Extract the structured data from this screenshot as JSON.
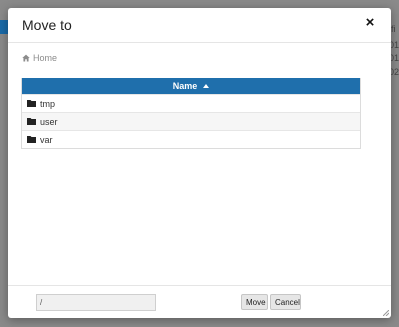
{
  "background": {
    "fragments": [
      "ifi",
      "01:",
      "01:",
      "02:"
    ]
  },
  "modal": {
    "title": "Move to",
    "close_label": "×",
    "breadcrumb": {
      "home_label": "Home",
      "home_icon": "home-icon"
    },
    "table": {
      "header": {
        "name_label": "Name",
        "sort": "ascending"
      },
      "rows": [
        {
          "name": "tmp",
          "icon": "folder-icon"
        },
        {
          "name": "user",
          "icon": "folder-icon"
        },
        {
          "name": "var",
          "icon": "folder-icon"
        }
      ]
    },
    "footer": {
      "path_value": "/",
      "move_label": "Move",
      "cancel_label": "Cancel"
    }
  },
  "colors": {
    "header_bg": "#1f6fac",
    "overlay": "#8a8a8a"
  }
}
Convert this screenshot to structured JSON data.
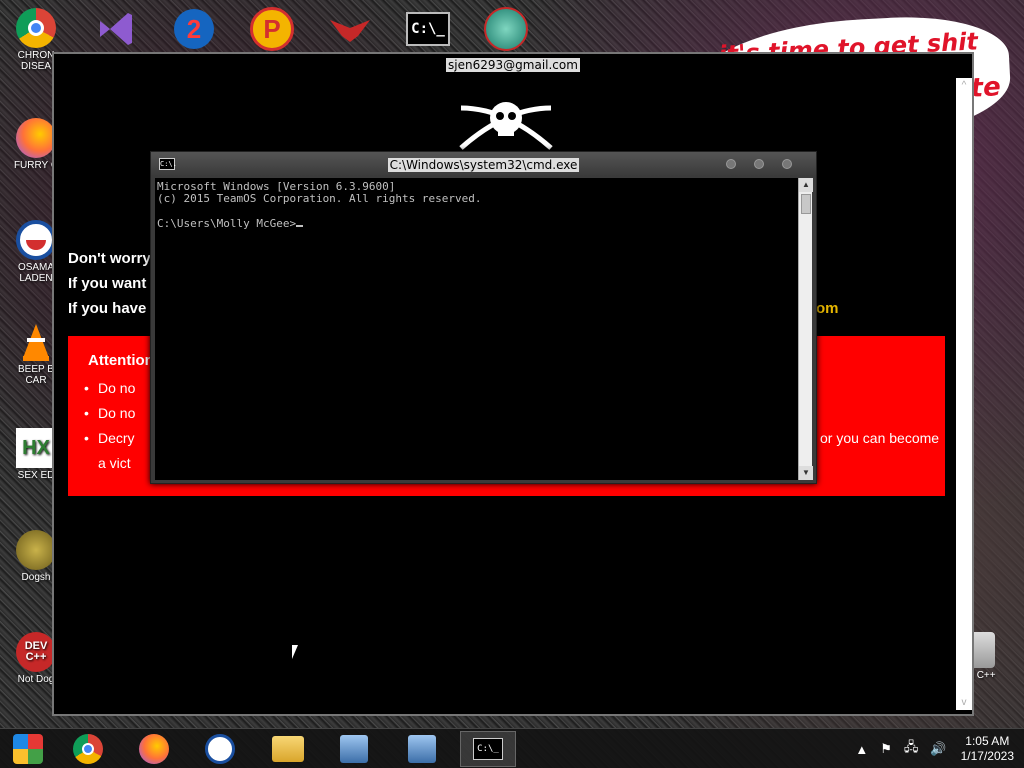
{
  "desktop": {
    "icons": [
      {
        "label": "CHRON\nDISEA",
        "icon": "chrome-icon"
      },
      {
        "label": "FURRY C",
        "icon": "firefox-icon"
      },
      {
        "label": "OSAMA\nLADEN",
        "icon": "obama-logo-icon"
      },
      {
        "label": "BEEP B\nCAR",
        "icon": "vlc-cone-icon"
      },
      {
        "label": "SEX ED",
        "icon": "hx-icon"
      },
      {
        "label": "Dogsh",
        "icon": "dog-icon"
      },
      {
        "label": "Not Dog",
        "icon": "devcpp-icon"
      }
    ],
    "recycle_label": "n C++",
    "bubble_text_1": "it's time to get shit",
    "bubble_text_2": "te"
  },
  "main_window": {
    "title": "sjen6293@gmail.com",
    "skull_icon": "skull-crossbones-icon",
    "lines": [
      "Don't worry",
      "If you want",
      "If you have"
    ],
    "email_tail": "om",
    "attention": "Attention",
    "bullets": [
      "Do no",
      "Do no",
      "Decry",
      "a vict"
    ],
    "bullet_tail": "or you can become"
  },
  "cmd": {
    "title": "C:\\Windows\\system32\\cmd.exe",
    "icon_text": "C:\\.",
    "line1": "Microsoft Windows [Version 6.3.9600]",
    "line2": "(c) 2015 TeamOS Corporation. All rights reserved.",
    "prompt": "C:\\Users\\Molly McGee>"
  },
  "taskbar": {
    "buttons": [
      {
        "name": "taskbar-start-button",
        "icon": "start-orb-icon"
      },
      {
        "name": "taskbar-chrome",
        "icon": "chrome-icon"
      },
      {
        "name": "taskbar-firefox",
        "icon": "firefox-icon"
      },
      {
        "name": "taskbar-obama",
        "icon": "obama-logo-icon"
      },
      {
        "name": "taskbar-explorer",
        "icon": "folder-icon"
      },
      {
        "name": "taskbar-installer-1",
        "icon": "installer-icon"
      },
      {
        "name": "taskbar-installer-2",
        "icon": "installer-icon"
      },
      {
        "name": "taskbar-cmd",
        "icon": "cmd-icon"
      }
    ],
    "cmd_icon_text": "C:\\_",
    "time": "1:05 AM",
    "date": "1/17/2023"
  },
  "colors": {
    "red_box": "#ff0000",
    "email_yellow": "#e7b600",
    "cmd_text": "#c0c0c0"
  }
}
┄┄┄┄┄┄
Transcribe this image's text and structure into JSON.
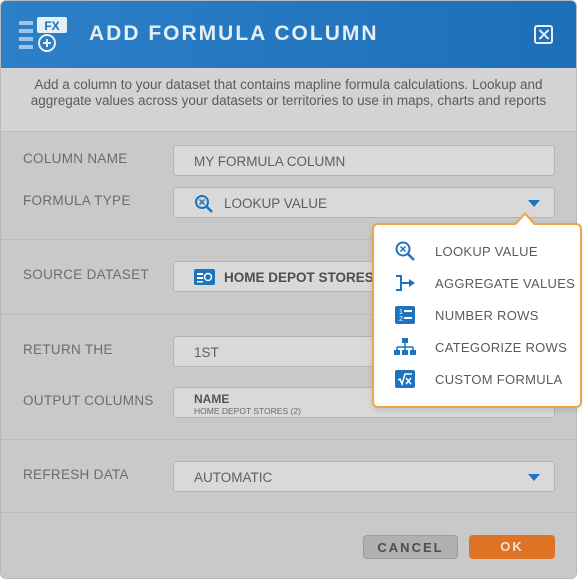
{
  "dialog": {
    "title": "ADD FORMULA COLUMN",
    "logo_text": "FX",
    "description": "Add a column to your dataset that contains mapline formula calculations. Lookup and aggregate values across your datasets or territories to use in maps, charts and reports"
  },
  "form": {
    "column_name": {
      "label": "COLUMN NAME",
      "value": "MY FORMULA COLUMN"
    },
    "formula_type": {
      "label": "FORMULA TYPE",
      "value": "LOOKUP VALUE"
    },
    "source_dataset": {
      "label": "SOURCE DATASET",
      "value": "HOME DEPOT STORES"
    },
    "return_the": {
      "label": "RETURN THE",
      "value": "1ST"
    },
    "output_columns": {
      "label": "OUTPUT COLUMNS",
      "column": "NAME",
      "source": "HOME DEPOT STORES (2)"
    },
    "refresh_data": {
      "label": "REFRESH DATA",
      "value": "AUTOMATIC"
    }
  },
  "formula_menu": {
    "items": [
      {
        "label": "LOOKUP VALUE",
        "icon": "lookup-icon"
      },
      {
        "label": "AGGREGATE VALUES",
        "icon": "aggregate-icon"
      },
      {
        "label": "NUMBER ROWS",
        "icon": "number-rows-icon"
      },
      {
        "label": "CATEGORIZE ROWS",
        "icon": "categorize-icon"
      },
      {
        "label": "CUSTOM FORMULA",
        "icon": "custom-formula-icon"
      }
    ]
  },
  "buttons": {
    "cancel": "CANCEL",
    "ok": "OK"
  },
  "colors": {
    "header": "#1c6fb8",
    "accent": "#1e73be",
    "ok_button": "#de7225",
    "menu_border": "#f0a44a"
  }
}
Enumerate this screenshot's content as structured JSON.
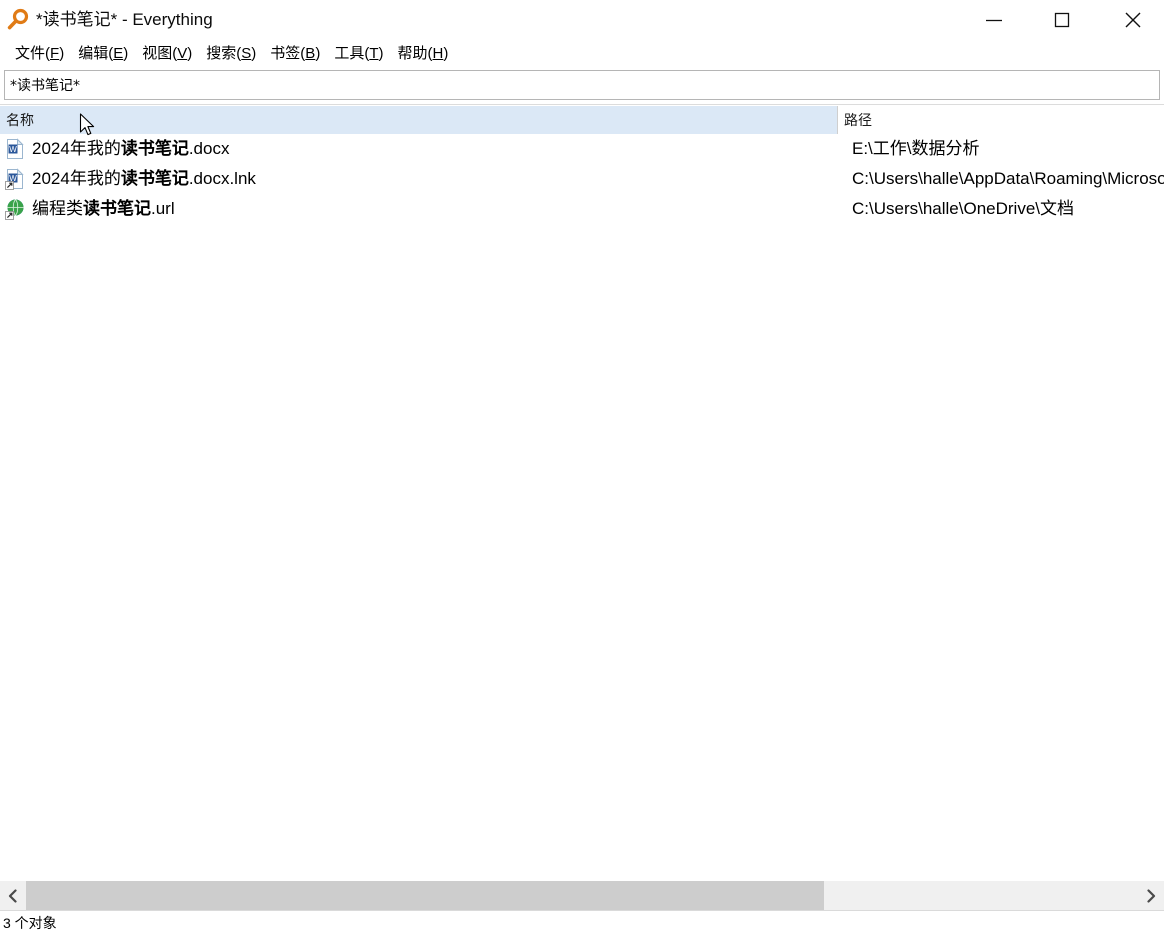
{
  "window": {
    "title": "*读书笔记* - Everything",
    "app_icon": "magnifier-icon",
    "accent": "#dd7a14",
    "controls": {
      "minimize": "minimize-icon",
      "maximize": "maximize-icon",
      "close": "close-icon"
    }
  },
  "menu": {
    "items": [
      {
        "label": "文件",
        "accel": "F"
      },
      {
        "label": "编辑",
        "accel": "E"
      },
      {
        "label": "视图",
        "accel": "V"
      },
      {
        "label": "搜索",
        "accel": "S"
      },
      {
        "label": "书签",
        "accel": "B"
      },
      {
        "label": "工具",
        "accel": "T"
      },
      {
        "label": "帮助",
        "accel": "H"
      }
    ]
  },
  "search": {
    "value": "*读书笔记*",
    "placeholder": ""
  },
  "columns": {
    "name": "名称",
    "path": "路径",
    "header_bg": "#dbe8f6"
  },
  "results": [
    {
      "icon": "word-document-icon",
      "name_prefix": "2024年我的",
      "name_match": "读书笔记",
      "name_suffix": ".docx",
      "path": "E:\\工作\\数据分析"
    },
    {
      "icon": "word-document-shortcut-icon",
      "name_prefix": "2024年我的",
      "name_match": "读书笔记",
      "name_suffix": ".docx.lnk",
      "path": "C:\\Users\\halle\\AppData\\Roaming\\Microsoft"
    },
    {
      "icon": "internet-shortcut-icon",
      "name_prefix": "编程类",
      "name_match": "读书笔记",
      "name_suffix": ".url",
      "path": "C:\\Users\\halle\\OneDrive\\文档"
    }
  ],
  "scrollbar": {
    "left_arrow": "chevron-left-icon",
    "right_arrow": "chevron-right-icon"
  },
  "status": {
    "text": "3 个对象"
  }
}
┄┄┄┄┄┄
▸ Exercise objective:
Of the lines above, how many contain the word "this"? Provide the number and nothing else.

▸ Answer in full:
4